[Extracted records]
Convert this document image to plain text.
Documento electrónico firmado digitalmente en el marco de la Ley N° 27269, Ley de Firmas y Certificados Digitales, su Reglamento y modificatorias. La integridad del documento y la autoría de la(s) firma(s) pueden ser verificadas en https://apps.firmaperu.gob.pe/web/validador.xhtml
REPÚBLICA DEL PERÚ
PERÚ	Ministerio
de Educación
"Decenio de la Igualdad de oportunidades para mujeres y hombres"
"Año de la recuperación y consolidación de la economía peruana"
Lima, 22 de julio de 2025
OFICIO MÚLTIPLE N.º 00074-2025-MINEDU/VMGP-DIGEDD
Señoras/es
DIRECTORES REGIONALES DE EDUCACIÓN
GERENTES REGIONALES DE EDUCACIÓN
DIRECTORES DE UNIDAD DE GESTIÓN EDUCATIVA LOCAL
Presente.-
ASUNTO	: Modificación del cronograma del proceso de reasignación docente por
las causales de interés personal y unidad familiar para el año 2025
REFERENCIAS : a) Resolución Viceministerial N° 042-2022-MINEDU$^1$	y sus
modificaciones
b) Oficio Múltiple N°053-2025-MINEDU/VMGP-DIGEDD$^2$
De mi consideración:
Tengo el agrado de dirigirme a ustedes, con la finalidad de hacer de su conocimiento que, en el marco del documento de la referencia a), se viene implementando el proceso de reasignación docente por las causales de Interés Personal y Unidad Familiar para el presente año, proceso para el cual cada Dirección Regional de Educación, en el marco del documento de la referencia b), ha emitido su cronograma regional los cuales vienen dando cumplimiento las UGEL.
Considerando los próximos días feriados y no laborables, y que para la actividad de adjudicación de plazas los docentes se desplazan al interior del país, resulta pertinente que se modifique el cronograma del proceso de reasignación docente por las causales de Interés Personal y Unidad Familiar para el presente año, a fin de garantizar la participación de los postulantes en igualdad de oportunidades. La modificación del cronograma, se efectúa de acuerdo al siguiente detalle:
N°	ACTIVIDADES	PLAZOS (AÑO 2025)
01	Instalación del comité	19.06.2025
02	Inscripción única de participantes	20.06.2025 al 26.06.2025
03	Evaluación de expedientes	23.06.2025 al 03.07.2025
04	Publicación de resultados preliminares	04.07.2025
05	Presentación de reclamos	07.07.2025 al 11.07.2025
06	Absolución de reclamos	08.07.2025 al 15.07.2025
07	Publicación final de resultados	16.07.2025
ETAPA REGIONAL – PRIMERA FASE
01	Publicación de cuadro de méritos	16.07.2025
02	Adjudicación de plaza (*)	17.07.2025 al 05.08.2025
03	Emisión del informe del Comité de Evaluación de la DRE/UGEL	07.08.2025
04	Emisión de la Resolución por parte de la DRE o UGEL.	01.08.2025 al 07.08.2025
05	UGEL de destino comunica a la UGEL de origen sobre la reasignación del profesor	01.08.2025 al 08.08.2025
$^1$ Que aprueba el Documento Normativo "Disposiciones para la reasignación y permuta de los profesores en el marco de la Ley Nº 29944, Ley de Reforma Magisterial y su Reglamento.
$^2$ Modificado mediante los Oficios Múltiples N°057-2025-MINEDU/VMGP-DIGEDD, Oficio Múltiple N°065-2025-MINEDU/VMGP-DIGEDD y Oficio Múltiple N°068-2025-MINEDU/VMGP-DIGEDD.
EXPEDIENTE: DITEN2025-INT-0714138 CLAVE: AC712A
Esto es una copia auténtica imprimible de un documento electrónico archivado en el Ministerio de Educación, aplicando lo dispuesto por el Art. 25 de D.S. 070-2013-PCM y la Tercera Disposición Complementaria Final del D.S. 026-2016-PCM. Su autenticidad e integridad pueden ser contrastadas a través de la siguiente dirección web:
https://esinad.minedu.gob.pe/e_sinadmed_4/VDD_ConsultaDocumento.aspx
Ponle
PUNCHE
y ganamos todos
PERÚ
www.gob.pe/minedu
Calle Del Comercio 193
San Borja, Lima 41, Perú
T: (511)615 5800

**What is needed**
Write the material out exactly, with nothing left out.

**The answer**
Convert this document image to plain text.
Documento electrónico firmado digitalmente en el marco de la Ley N° 27269, Ley de Firmas y Certificados Digitales, su Reglamento y modificatorias. La integridad del documento y la autoría de la(s) firma(s) pueden ser verificadas en https://apps.firmaperu.gob.pe/web/validador.xhtml
REPÚBLICA DEL PERÚ
PERÚ	Ministerio
de Educación
"Decenio de la Igualdad de oportunidades para mujeres y hombres"
"Año de la recuperación y consolidación de la economía peruana"
Lima, 22 de julio de 2025
OFICIO MÚLTIPLE N.º 00074-2025-MINEDU/VMGP-DIGEDD
Señoras/es
DIRECTORES REGIONALES DE EDUCACIÓN
GERENTES REGIONALES DE EDUCACIÓN
DIRECTORES DE UNIDAD DE GESTIÓN EDUCATIVA LOCAL
Presente.-
ASUNTO	: Modificación del cronograma del proceso de reasignación docente por
las causales de interés personal y unidad familiar para el año 2025
REFERENCIAS : a) Resolución Viceministerial N° 042-2022-MINEDU$^1$	y sus
modificaciones
b) Oficio Múltiple N°053-2025-MINEDU/VMGP-DIGEDD$^2$
De mi consideración:
Tengo el agrado de dirigirme a ustedes, con la finalidad de hacer de su conocimiento que, en el marco del documento de la referencia a), se viene implementando el proceso de reasignación docente por las causales de Interés Personal y Unidad Familiar para el presente año, proceso para el cual cada Dirección Regional de Educación, en el marco del documento de la referencia b), ha emitido su cronograma regional los cuales vienen dando cumplimiento las UGEL.
Considerando los próximos días feriados y no laborables, y que para la actividad de adjudicación de plazas los docentes se desplazan al interior del país, resulta pertinente que se modifique el cronograma del proceso de reasignación docente por las causales de Interés Personal y Unidad Familiar para el presente año, a fin de garantizar la participación de los postulantes en igualdad de oportunidades. La modificación del cronograma, se efectúa de acuerdo al siguiente detalle:
N°	ACTIVIDADES	PLAZOS (AÑO 2025)
01	Instalación del comité	19.06.2025
02	Inscripción única de participantes	20.06.2025 al 26.06.2025
03	Evaluación de expedientes	23.06.2025 al 03.07.2025
04	Publicación de resultados preliminares	04.07.2025
05	Presentación de reclamos	07.07.2025 al 11.07.2025
06	Absolución de reclamos	08.07.2025 al 15.07.2025
07	Publicación final de resultados	16.07.2025
ETAPA REGIONAL – PRIMERA FASE
01	Publicación de cuadro de méritos	16.07.2025
02	Adjudicación de plaza (*)	17.07.2025 al 05.08.2025
03	Emisión del informe del Comité de Evaluación de la DRE/UGEL	07.08.2025
04	Emisión de la Resolución por parte de la DRE o UGEL.	01.08.2025 al 07.08.2025
05	UGEL de destino comunica a la UGEL de origen sobre la reasignación del profesor	01.08.2025 al 08.08.2025
$^1$ Que aprueba el Documento Normativo "Disposiciones para la reasignación y permuta de los profesores en el marco de la Ley Nº 29944, Ley de Reforma Magisterial y su Reglamento.
$^2$ Modificado mediante los Oficios Múltiples N°057-2025-MINEDU/VMGP-DIGEDD, Oficio Múltiple N°065-2025-MINEDU/VMGP-DIGEDD y Oficio Múltiple N°068-2025-MINEDU/VMGP-DIGEDD.
EXPEDIENTE: DITEN2025-INT-0714138 CLAVE: AC712A
Esto es una copia auténtica imprimible de un documento electrónico archivado en el Ministerio de Educación, aplicando lo dispuesto por el Art. 25 de D.S. 070-2013-PCM y la Tercera Disposición Complementaria Final del D.S. 026-2016-PCM. Su autenticidad e integridad pueden ser contrastadas a través de la siguiente dirección web:
https://esinad.minedu.gob.pe/e_sinadmed_4/VDD_ConsultaDocumento.aspx
Ponle
PUNCHE
y ganamos todos
PERÚ
www.gob.pe/minedu
Calle Del Comercio 193
San Borja, Lima 41, Perú
T: (511)615 5800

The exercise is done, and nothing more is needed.